* _Brief_
Repeat the listing in full, exactly as it stands.

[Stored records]

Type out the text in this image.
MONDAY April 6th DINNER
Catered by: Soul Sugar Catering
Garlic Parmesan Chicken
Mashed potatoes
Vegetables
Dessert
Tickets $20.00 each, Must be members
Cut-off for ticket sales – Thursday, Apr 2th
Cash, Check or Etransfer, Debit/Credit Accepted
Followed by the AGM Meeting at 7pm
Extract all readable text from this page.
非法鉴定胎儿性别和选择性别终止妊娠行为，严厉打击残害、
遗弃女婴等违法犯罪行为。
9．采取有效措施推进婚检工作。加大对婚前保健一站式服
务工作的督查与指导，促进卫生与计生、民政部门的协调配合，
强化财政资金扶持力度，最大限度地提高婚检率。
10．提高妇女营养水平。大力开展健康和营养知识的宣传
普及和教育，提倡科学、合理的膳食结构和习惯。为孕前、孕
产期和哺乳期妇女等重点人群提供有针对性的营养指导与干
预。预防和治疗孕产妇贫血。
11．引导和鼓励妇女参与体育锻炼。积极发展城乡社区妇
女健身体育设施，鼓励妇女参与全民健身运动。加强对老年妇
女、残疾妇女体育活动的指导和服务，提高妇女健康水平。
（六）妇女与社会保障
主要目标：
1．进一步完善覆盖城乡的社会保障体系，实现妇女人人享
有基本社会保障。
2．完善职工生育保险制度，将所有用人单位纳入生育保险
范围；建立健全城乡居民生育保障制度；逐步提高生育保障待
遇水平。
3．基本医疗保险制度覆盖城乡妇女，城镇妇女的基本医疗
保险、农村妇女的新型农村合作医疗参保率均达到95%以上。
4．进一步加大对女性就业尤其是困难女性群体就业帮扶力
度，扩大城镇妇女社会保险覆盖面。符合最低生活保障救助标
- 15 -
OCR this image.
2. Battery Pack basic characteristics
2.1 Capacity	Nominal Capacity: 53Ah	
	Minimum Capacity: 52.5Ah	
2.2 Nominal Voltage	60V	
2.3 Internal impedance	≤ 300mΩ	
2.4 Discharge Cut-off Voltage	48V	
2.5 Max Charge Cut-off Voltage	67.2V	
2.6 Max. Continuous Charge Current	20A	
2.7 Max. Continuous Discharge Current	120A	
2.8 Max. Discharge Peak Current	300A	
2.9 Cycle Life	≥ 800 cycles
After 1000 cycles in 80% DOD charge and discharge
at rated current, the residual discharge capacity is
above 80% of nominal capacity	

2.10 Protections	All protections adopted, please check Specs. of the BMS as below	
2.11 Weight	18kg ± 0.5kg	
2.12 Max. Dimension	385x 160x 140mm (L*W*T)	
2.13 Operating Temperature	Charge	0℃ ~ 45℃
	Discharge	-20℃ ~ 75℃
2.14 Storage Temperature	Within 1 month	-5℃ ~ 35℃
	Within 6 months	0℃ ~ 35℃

* _Reply to the task_
Type out the text in this image.
MONDAY April 6th DINNER
Catered by: Soul Sugar Catering
Garlic Parmesan Chicken
Mashed potatoes
Vegetables
Dessert
Tickets $20.00 each, Must be members
Cut-off for ticket sales – Thursday, Apr 2th
Cash, Check or Etransfer, Debit/Credit Accepted
Followed by the AGM Meeting at 7pm
Extract all readable text from this page.
非法鉴定胎儿性别和选择性别终止妊娠行为，严厉打击残害、
遗弃女婴等违法犯罪行为。
9．采取有效措施推进婚检工作。加大对婚前保健一站式服
务工作的督查与指导，促进卫生与计生、民政部门的协调配合，
强化财政资金扶持力度，最大限度地提高婚检率。
10．提高妇女营养水平。大力开展健康和营养知识的宣传
普及和教育，提倡科学、合理的膳食结构和习惯。为孕前、孕
产期和哺乳期妇女等重点人群提供有针对性的营养指导与干
预。预防和治疗孕产妇贫血。
11．引导和鼓励妇女参与体育锻炼。积极发展城乡社区妇
女健身体育设施，鼓励妇女参与全民健身运动。加强对老年妇
女、残疾妇女体育活动的指导和服务，提高妇女健康水平。
（六）妇女与社会保障
主要目标：
1．进一步完善覆盖城乡的社会保障体系，实现妇女人人享
有基本社会保障。
2．完善职工生育保险制度，将所有用人单位纳入生育保险
范围；建立健全城乡居民生育保障制度；逐步提高生育保障待
遇水平。
3．基本医疗保险制度覆盖城乡妇女，城镇妇女的基本医疗
保险、农村妇女的新型农村合作医疗参保率均达到95%以上。
4．进一步加大对女性就业尤其是困难女性群体就业帮扶力
度，扩大城镇妇女社会保险覆盖面。符合最低生活保障救助标
- 15 -
OCR this image.
2. Battery Pack basic characteristics
2.1 Capacity	Nominal Capacity: 53Ah	
	Minimum Capacity: 52.5Ah	
2.2 Nominal Voltage	60V	
2.3 Internal impedance	≤ 300mΩ	
2.4 Discharge Cut-off Voltage	48V	
2.5 Max Charge Cut-off Voltage	67.2V	
2.6 Max. Continuous Charge Current	20A	
2.7 Max. Continuous Discharge Current	120A	
2.8 Max. Discharge Peak Current	300A	
2.9 Cycle Life	≥ 800 cycles
After 1000 cycles in 80% DOD charge and discharge
at rated current, the residual discharge capacity is
above 80% of nominal capacity	

2.10 Protections	All protections adopted, please check Specs. of the BMS as below	
2.11 Weight	18kg ± 0.5kg	
2.12 Max. Dimension	385x 160x 140mm (L*W*T)	
2.13 Operating Temperature	Charge	0℃ ~ 45℃
	Discharge	-20℃ ~ 75℃
2.14 Storage Temperature	Within 1 month	-5℃ ~ 35℃
	Within 6 months	0℃ ~ 35℃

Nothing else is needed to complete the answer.